Data excerpts
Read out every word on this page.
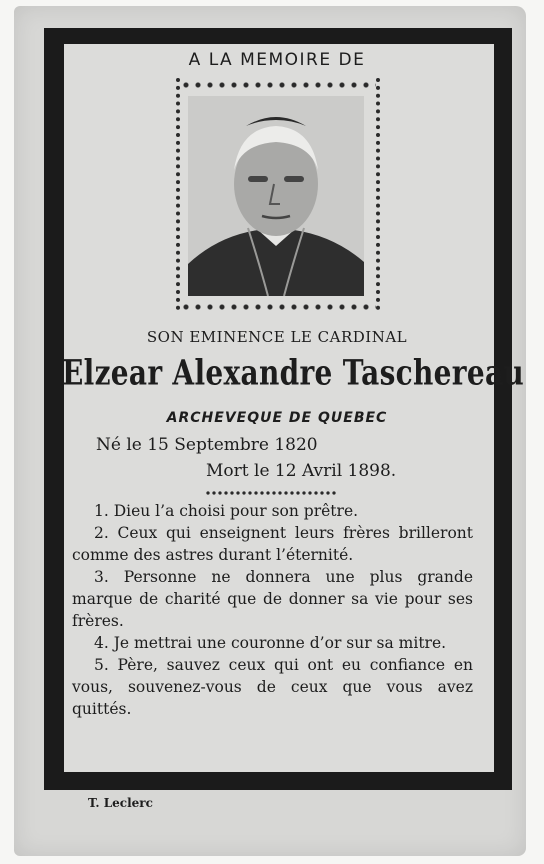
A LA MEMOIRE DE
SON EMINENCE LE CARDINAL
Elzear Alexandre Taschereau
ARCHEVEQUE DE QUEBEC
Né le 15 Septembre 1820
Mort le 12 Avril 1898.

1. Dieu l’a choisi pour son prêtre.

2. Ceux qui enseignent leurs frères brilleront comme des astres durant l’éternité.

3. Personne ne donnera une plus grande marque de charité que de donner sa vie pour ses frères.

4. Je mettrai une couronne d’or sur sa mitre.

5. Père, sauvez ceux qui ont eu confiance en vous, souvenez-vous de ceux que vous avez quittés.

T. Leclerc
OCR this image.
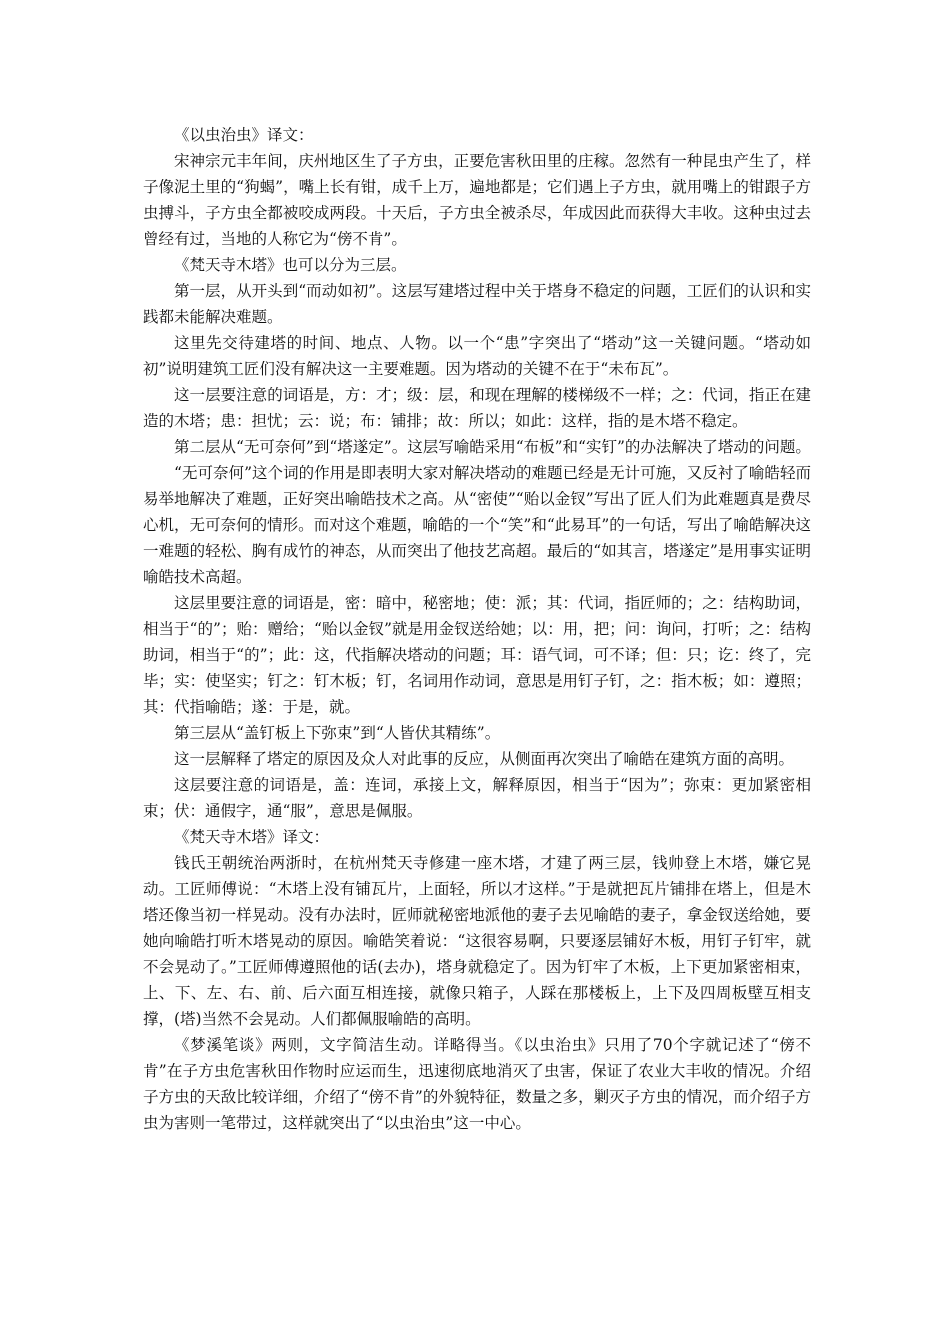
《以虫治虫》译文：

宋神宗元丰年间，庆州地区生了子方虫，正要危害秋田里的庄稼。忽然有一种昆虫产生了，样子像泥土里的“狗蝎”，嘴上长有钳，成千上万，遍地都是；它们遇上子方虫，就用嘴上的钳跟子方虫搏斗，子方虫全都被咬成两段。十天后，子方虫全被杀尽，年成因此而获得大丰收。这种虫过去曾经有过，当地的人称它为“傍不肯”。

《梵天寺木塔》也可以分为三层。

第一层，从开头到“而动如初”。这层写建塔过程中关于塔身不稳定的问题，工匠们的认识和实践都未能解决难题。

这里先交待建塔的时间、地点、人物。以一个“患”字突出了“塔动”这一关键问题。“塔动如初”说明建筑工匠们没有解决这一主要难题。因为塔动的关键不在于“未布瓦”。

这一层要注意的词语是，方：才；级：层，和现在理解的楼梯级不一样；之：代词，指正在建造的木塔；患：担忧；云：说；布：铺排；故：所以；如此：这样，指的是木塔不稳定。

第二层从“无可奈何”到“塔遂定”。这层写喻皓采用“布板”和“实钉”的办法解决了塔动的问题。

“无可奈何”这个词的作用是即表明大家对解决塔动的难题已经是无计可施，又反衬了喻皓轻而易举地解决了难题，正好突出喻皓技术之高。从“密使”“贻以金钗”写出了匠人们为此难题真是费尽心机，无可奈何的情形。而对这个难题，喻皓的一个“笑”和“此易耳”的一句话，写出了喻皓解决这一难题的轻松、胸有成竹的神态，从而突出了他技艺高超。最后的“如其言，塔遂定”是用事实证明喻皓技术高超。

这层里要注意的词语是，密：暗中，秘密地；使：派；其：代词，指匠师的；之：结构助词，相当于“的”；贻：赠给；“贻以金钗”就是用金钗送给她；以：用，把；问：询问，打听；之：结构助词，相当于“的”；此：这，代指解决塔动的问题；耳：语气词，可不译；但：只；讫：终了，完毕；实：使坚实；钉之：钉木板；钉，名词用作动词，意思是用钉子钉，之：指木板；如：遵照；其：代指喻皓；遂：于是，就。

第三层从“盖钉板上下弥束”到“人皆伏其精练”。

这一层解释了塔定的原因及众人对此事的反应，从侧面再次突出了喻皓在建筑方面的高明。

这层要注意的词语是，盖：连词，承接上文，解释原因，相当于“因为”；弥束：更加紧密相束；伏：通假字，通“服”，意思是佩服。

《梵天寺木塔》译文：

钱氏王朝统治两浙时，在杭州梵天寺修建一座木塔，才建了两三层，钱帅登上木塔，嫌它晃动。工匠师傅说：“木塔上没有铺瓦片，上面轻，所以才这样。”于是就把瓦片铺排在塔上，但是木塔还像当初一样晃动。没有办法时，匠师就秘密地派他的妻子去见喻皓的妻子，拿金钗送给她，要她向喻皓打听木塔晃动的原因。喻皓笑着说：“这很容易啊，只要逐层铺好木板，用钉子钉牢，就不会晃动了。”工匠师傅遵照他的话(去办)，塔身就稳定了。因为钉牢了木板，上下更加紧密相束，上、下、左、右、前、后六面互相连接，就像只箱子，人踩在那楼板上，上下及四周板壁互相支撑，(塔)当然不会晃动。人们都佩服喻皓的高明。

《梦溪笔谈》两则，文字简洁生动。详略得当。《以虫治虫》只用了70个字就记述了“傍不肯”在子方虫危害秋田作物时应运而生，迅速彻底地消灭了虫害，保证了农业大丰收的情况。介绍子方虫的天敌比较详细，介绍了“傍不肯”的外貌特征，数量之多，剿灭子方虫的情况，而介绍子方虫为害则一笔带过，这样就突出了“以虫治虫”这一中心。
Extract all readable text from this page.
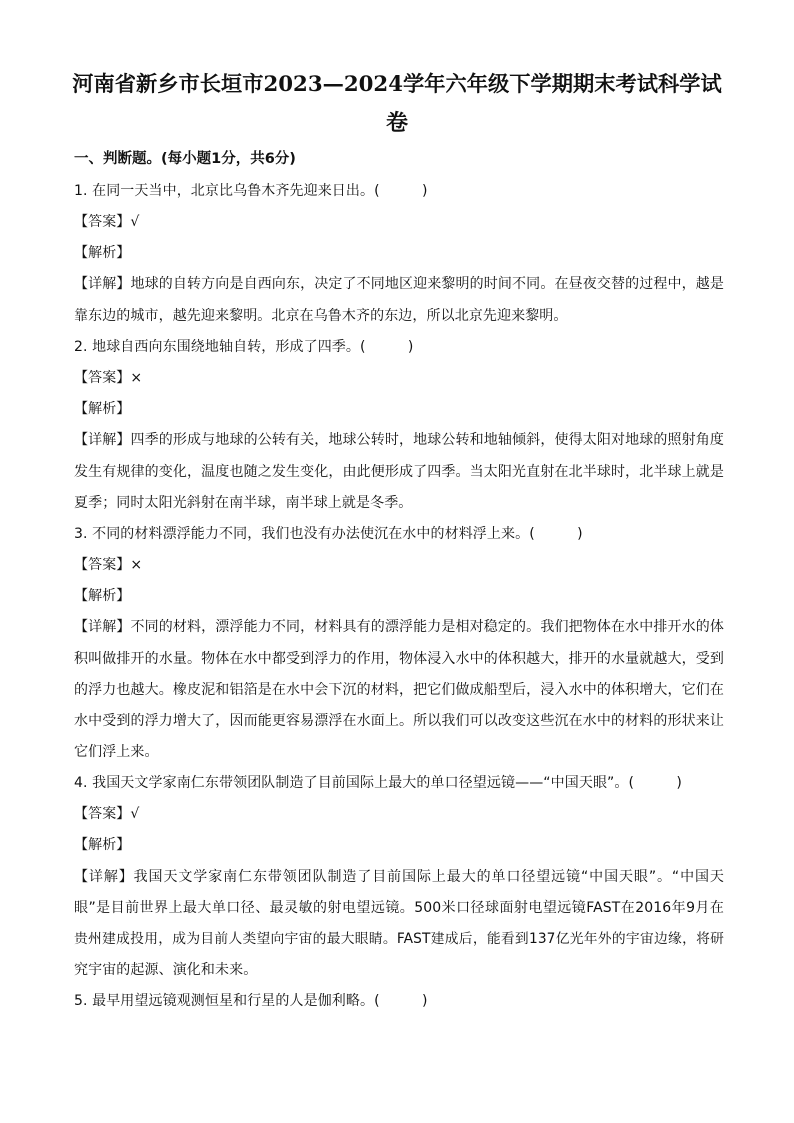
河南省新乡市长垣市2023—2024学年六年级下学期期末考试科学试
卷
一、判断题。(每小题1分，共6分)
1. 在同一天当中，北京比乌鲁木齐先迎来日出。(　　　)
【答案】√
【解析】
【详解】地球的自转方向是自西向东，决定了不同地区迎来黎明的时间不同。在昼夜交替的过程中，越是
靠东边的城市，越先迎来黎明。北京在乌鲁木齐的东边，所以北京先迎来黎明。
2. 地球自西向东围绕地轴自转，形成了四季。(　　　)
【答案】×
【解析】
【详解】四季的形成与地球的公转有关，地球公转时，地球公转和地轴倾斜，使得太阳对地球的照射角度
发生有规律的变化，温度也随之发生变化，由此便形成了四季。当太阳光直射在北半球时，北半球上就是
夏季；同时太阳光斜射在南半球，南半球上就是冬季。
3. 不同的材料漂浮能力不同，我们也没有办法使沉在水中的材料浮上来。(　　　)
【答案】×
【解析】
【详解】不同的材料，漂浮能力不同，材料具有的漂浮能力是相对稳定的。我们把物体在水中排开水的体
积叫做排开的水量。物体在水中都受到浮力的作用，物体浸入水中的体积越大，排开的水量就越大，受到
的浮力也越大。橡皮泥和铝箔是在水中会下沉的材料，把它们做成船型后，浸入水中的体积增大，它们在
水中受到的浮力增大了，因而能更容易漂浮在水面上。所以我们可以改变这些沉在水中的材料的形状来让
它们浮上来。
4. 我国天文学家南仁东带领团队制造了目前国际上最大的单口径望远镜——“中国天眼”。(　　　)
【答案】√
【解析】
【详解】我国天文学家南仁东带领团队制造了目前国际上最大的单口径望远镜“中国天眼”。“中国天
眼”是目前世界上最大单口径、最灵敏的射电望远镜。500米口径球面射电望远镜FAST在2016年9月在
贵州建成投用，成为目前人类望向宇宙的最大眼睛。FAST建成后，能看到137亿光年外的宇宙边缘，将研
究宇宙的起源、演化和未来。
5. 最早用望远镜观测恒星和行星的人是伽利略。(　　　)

Instructions for the task
Copy all the entries word for word. Omit any pictures.

Full output
Read out every word on this page.
A LA MEMOIRE DE
SON EMINENCE LE CARDINAL
Elzear Alexandre Taschereau
ARCHEVEQUE DE QUEBEC
Né le 15 Septembre 1820
Mort le 12 Avril 1898.

1. Dieu l’a choisi pour son prêtre.

2. Ceux qui enseignent leurs frères brilleront comme des astres durant l’éternité.

3. Personne ne donnera une plus grande marque de charité que de donner sa vie pour ses frères.

4. Je mettrai une couronne d’or sur sa mitre.

5. Père, sauvez ceux qui ont eu confiance en vous, souvenez-vous de ceux que vous avez quittés.

T. Leclerc
OCR this image.
《以虫治虫》译文：

宋神宗元丰年间，庆州地区生了子方虫，正要危害秋田里的庄稼。忽然有一种昆虫产生了，样子像泥土里的“狗蝎”，嘴上长有钳，成千上万，遍地都是；它们遇上子方虫，就用嘴上的钳跟子方虫搏斗，子方虫全都被咬成两段。十天后，子方虫全被杀尽，年成因此而获得大丰收。这种虫过去曾经有过，当地的人称它为“傍不肯”。

《梵天寺木塔》也可以分为三层。

第一层，从开头到“而动如初”。这层写建塔过程中关于塔身不稳定的问题，工匠们的认识和实践都未能解决难题。

这里先交待建塔的时间、地点、人物。以一个“患”字突出了“塔动”这一关键问题。“塔动如初”说明建筑工匠们没有解决这一主要难题。因为塔动的关键不在于“未布瓦”。

这一层要注意的词语是，方：才；级：层，和现在理解的楼梯级不一样；之：代词，指正在建造的木塔；患：担忧；云：说；布：铺排；故：所以；如此：这样，指的是木塔不稳定。

第二层从“无可奈何”到“塔遂定”。这层写喻皓采用“布板”和“实钉”的办法解决了塔动的问题。

“无可奈何”这个词的作用是即表明大家对解决塔动的难题已经是无计可施，又反衬了喻皓轻而易举地解决了难题，正好突出喻皓技术之高。从“密使”“贻以金钗”写出了匠人们为此难题真是费尽心机，无可奈何的情形。而对这个难题，喻皓的一个“笑”和“此易耳”的一句话，写出了喻皓解决这一难题的轻松、胸有成竹的神态，从而突出了他技艺高超。最后的“如其言，塔遂定”是用事实证明喻皓技术高超。

这层里要注意的词语是，密：暗中，秘密地；使：派；其：代词，指匠师的；之：结构助词，相当于“的”；贻：赠给；“贻以金钗”就是用金钗送给她；以：用，把；问：询问，打听；之：结构助词，相当于“的”；此：这，代指解决塔动的问题；耳：语气词，可不译；但：只；讫：终了，完毕；实：使坚实；钉之：钉木板；钉，名词用作动词，意思是用钉子钉，之：指木板；如：遵照；其：代指喻皓；遂：于是，就。

第三层从“盖钉板上下弥束”到“人皆伏其精练”。

这一层解释了塔定的原因及众人对此事的反应，从侧面再次突出了喻皓在建筑方面的高明。

这层要注意的词语是，盖：连词，承接上文，解释原因，相当于“因为”；弥束：更加紧密相束；伏：通假字，通“服”，意思是佩服。

《梵天寺木塔》译文：

钱氏王朝统治两浙时，在杭州梵天寺修建一座木塔，才建了两三层，钱帅登上木塔，嫌它晃动。工匠师傅说：“木塔上没有铺瓦片，上面轻，所以才这样。”于是就把瓦片铺排在塔上，但是木塔还像当初一样晃动。没有办法时，匠师就秘密地派他的妻子去见喻皓的妻子，拿金钗送给她，要她向喻皓打听木塔晃动的原因。喻皓笑着说：“这很容易啊，只要逐层铺好木板，用钉子钉牢，就不会晃动了。”工匠师傅遵照他的话(去办)，塔身就稳定了。因为钉牢了木板，上下更加紧密相束，上、下、左、右、前、后六面互相连接，就像只箱子，人踩在那楼板上，上下及四周板壁互相支撑，(塔)当然不会晃动。人们都佩服喻皓的高明。

《梦溪笔谈》两则，文字简洁生动。详略得当。《以虫治虫》只用了70个字就记述了“傍不肯”在子方虫危害秋田作物时应运而生，迅速彻底地消灭了虫害，保证了农业大丰收的情况。介绍子方虫的天敌比较详细，介绍了“傍不肯”的外貌特征，数量之多，剿灭子方虫的情况，而介绍子方虫为害则一笔带过，这样就突出了“以虫治虫”这一中心。
Extract all readable text from this page.
河南省新乡市长垣市2023—2024学年六年级下学期期末考试科学试
卷
一、判断题。(每小题1分，共6分)
1. 在同一天当中，北京比乌鲁木齐先迎来日出。(　　　)
【答案】√
【解析】
【详解】地球的自转方向是自西向东，决定了不同地区迎来黎明的时间不同。在昼夜交替的过程中，越是
靠东边的城市，越先迎来黎明。北京在乌鲁木齐的东边，所以北京先迎来黎明。
2. 地球自西向东围绕地轴自转，形成了四季。(　　　)
【答案】×
【解析】
【详解】四季的形成与地球的公转有关，地球公转时，地球公转和地轴倾斜，使得太阳对地球的照射角度
发生有规律的变化，温度也随之发生变化，由此便形成了四季。当太阳光直射在北半球时，北半球上就是
夏季；同时太阳光斜射在南半球，南半球上就是冬季。
3. 不同的材料漂浮能力不同，我们也没有办法使沉在水中的材料浮上来。(　　　)
【答案】×
【解析】
【详解】不同的材料，漂浮能力不同，材料具有的漂浮能力是相对稳定的。我们把物体在水中排开水的体
积叫做排开的水量。物体在水中都受到浮力的作用，物体浸入水中的体积越大，排开的水量就越大，受到
的浮力也越大。橡皮泥和铝箔是在水中会下沉的材料，把它们做成船型后，浸入水中的体积增大，它们在
水中受到的浮力增大了，因而能更容易漂浮在水面上。所以我们可以改变这些沉在水中的材料的形状来让
它们浮上来。
4. 我国天文学家南仁东带领团队制造了目前国际上最大的单口径望远镜——“中国天眼”。(　　　)
【答案】√
【解析】
【详解】我国天文学家南仁东带领团队制造了目前国际上最大的单口径望远镜“中国天眼”。“中国天
眼”是目前世界上最大单口径、最灵敏的射电望远镜。500米口径球面射电望远镜FAST在2016年9月在
贵州建成投用，成为目前人类望向宇宙的最大眼睛。FAST建成后，能看到137亿光年外的宇宙边缘，将研
究宇宙的起源、演化和未来。
5. 最早用望远镜观测恒星和行星的人是伽利略。(　　　)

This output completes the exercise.